┌─ Rows

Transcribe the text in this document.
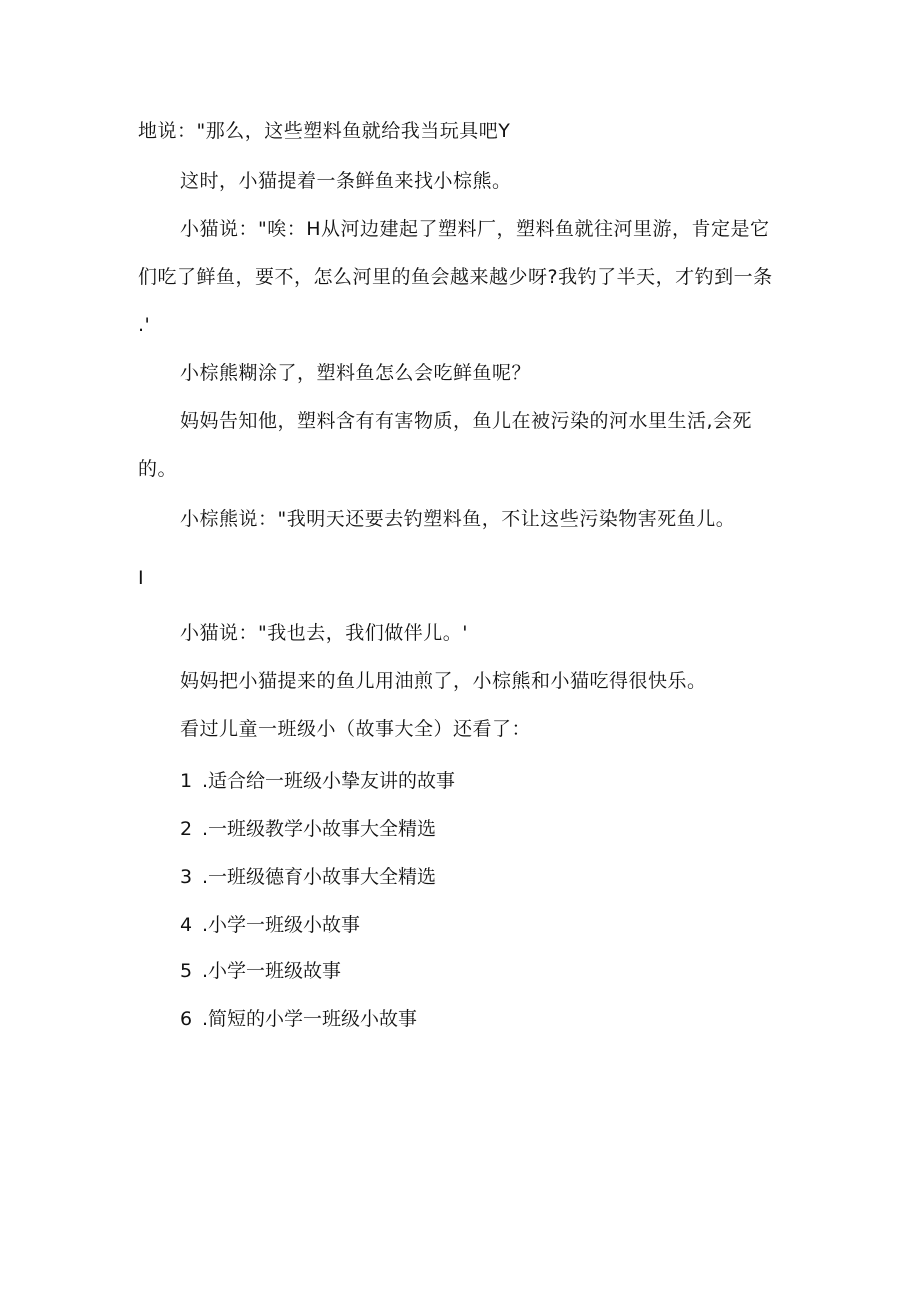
地说："那么，这些塑料鱼就给我当玩具吧Y
这时，小猫提着一条鲜鱼来找小棕熊。
小猫说："唉：H从河边建起了塑料厂，塑料鱼就往河里游，肯定是它
们吃了鲜鱼，要不，怎么河里的鱼会越来越少呀?我钓了半天，才钓到一条
.'
小棕熊糊涂了，塑料鱼怎么会吃鲜鱼呢？
妈妈告知他，塑料含有有害物质，鱼儿在被污染的河水里生活,会死
的。
小棕熊说："我明天还要去钓塑料鱼，不让这些污染物害死鱼儿。
I
小猫说："我也去，我们做伴儿。'
妈妈把小猫提来的鱼儿用油煎了，小棕熊和小猫吃得很快乐。
看过儿童一班级小（故事大全）还看了：
1 .适合给一班级小挚友讲的故事
2 .一班级教学小故事大全精选
3 .一班级德育小故事大全精选
4 .小学一班级小故事
5 .小学一班级故事
6 .简短的小学一班级小故事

└─

> _Exercise description_:
Print every entry exactly as written, without the pictures.

> _Correct answer_:
Transcribe the text in this document.
地说："那么，这些塑料鱼就给我当玩具吧Y
这时，小猫提着一条鲜鱼来找小棕熊。
小猫说："唉：H从河边建起了塑料厂，塑料鱼就往河里游，肯定是它
们吃了鲜鱼，要不，怎么河里的鱼会越来越少呀?我钓了半天，才钓到一条
.'
小棕熊糊涂了，塑料鱼怎么会吃鲜鱼呢？
妈妈告知他，塑料含有有害物质，鱼儿在被污染的河水里生活,会死
的。
小棕熊说："我明天还要去钓塑料鱼，不让这些污染物害死鱼儿。
I
小猫说："我也去，我们做伴儿。'
妈妈把小猫提来的鱼儿用油煎了，小棕熊和小猫吃得很快乐。
看过儿童一班级小（故事大全）还看了：
1 .适合给一班级小挚友讲的故事
2 .一班级教学小故事大全精选
3 .一班级德育小故事大全精选
4 .小学一班级小故事
5 .小学一班级故事
6 .简短的小学一班级小故事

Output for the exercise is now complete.